======== ROWS ========
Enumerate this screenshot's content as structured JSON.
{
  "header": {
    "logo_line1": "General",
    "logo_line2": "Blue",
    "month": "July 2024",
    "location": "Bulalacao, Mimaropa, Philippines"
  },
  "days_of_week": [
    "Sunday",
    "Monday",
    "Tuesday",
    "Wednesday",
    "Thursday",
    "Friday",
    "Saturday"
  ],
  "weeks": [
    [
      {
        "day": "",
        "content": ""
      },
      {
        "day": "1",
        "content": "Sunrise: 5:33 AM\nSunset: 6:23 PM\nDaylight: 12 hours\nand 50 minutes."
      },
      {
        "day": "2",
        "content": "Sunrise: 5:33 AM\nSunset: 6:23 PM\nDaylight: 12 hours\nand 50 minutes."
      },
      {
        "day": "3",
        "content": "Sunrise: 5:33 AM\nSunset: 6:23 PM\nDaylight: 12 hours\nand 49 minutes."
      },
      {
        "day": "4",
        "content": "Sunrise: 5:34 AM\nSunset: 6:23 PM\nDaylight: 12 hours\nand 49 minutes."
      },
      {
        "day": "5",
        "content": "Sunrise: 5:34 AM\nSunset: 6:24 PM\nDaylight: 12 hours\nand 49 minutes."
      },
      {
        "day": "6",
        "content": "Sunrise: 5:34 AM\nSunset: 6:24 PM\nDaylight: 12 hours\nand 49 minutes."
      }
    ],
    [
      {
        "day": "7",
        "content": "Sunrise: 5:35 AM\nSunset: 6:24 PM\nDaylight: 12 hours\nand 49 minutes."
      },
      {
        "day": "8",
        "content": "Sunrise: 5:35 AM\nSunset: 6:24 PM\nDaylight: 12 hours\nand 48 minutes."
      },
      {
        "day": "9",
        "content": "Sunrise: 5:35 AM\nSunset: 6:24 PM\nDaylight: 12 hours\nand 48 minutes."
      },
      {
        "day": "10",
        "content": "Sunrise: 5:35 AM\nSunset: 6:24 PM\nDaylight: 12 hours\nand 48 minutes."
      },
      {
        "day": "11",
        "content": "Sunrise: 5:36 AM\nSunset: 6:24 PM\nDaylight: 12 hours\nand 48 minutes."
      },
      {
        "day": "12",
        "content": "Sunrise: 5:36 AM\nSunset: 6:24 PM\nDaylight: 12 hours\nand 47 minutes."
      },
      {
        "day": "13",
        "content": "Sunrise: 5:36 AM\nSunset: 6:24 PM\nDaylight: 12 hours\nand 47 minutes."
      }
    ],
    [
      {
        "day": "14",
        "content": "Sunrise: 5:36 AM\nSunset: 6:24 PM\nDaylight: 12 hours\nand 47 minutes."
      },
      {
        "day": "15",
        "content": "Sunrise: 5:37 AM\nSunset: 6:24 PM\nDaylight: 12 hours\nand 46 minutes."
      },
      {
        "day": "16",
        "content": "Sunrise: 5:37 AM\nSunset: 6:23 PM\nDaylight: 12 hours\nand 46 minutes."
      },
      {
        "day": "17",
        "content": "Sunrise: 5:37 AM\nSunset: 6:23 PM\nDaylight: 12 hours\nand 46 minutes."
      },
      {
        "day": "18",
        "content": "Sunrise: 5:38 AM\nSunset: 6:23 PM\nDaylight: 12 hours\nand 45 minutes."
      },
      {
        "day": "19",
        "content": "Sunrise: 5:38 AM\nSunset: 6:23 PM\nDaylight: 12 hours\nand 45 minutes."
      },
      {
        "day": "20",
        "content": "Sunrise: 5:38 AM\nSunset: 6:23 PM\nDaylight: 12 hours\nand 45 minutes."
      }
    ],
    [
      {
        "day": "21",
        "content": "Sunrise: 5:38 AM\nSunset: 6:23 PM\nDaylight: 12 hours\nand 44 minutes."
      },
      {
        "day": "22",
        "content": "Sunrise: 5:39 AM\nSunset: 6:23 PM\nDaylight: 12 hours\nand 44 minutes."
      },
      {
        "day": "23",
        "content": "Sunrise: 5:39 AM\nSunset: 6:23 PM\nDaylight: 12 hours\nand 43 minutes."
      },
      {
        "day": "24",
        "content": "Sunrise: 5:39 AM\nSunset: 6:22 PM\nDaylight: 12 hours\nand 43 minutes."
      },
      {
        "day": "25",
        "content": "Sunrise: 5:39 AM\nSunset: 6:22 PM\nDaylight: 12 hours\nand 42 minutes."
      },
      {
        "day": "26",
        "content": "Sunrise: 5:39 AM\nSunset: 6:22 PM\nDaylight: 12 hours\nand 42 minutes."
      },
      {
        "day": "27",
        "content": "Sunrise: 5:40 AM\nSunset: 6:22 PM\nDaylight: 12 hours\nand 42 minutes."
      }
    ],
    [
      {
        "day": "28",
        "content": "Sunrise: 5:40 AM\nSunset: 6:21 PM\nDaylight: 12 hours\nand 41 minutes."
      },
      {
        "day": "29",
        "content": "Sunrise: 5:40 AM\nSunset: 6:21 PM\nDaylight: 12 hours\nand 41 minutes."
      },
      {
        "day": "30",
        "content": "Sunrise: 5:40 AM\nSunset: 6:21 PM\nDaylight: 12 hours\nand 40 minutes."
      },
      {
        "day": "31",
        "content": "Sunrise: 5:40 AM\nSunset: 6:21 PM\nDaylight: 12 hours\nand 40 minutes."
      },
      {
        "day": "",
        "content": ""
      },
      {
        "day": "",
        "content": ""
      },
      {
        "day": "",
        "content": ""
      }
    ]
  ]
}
========
*EXERCISE PROMPT*
Every entry should be printed again exactly as it stands.

*RESULT OF THIS TASK*
Enumerate this screenshot's content as structured JSON.
{
  "header": {
    "logo_line1": "General",
    "logo_line2": "Blue",
    "month": "July 2024",
    "location": "Bulalacao, Mimaropa, Philippines"
  },
  "days_of_week": [
    "Sunday",
    "Monday",
    "Tuesday",
    "Wednesday",
    "Thursday",
    "Friday",
    "Saturday"
  ],
  "weeks": [
    [
      {
        "day": "",
        "content": ""
      },
      {
        "day": "1",
        "content": "Sunrise: 5:33 AM\nSunset: 6:23 PM\nDaylight: 12 hours\nand 50 minutes."
      },
      {
        "day": "2",
        "content": "Sunrise: 5:33 AM\nSunset: 6:23 PM\nDaylight: 12 hours\nand 50 minutes."
      },
      {
        "day": "3",
        "content": "Sunrise: 5:33 AM\nSunset: 6:23 PM\nDaylight: 12 hours\nand 49 minutes."
      },
      {
        "day": "4",
        "content": "Sunrise: 5:34 AM\nSunset: 6:23 PM\nDaylight: 12 hours\nand 49 minutes."
      },
      {
        "day": "5",
        "content": "Sunrise: 5:34 AM\nSunset: 6:24 PM\nDaylight: 12 hours\nand 49 minutes."
      },
      {
        "day": "6",
        "content": "Sunrise: 5:34 AM\nSunset: 6:24 PM\nDaylight: 12 hours\nand 49 minutes."
      }
    ],
    [
      {
        "day": "7",
        "content": "Sunrise: 5:35 AM\nSunset: 6:24 PM\nDaylight: 12 hours\nand 49 minutes."
      },
      {
        "day": "8",
        "content": "Sunrise: 5:35 AM\nSunset: 6:24 PM\nDaylight: 12 hours\nand 48 minutes."
      },
      {
        "day": "9",
        "content": "Sunrise: 5:35 AM\nSunset: 6:24 PM\nDaylight: 12 hours\nand 48 minutes."
      },
      {
        "day": "10",
        "content": "Sunrise: 5:35 AM\nSunset: 6:24 PM\nDaylight: 12 hours\nand 48 minutes."
      },
      {
        "day": "11",
        "content": "Sunrise: 5:36 AM\nSunset: 6:24 PM\nDaylight: 12 hours\nand 48 minutes."
      },
      {
        "day": "12",
        "content": "Sunrise: 5:36 AM\nSunset: 6:24 PM\nDaylight: 12 hours\nand 47 minutes."
      },
      {
        "day": "13",
        "content": "Sunrise: 5:36 AM\nSunset: 6:24 PM\nDaylight: 12 hours\nand 47 minutes."
      }
    ],
    [
      {
        "day": "14",
        "content": "Sunrise: 5:36 AM\nSunset: 6:24 PM\nDaylight: 12 hours\nand 47 minutes."
      },
      {
        "day": "15",
        "content": "Sunrise: 5:37 AM\nSunset: 6:24 PM\nDaylight: 12 hours\nand 46 minutes."
      },
      {
        "day": "16",
        "content": "Sunrise: 5:37 AM\nSunset: 6:23 PM\nDaylight: 12 hours\nand 46 minutes."
      },
      {
        "day": "17",
        "content": "Sunrise: 5:37 AM\nSunset: 6:23 PM\nDaylight: 12 hours\nand 46 minutes."
      },
      {
        "day": "18",
        "content": "Sunrise: 5:38 AM\nSunset: 6:23 PM\nDaylight: 12 hours\nand 45 minutes."
      },
      {
        "day": "19",
        "content": "Sunrise: 5:38 AM\nSunset: 6:23 PM\nDaylight: 12 hours\nand 45 minutes."
      },
      {
        "day": "20",
        "content": "Sunrise: 5:38 AM\nSunset: 6:23 PM\nDaylight: 12 hours\nand 45 minutes."
      }
    ],
    [
      {
        "day": "21",
        "content": "Sunrise: 5:38 AM\nSunset: 6:23 PM\nDaylight: 12 hours\nand 44 minutes."
      },
      {
        "day": "22",
        "content": "Sunrise: 5:39 AM\nSunset: 6:23 PM\nDaylight: 12 hours\nand 44 minutes."
      },
      {
        "day": "23",
        "content": "Sunrise: 5:39 AM\nSunset: 6:23 PM\nDaylight: 12 hours\nand 43 minutes."
      },
      {
        "day": "24",
        "content": "Sunrise: 5:39 AM\nSunset: 6:22 PM\nDaylight: 12 hours\nand 43 minutes."
      },
      {
        "day": "25",
        "content": "Sunrise: 5:39 AM\nSunset: 6:22 PM\nDaylight: 12 hours\nand 42 minutes."
      },
      {
        "day": "26",
        "content": "Sunrise: 5:39 AM\nSunset: 6:22 PM\nDaylight: 12 hours\nand 42 minutes."
      },
      {
        "day": "27",
        "content": "Sunrise: 5:40 AM\nSunset: 6:22 PM\nDaylight: 12 hours\nand 42 minutes."
      }
    ],
    [
      {
        "day": "28",
        "content": "Sunrise: 5:40 AM\nSunset: 6:21 PM\nDaylight: 12 hours\nand 41 minutes."
      },
      {
        "day": "29",
        "content": "Sunrise: 5:40 AM\nSunset: 6:21 PM\nDaylight: 12 hours\nand 41 minutes."
      },
      {
        "day": "30",
        "content": "Sunrise: 5:40 AM\nSunset: 6:21 PM\nDaylight: 12 hours\nand 40 minutes."
      },
      {
        "day": "31",
        "content": "Sunrise: 5:40 AM\nSunset: 6:21 PM\nDaylight: 12 hours\nand 40 minutes."
      },
      {
        "day": "",
        "content": ""
      },
      {
        "day": "",
        "content": ""
      },
      {
        "day": "",
        "content": ""
      }
    ]
  ]
}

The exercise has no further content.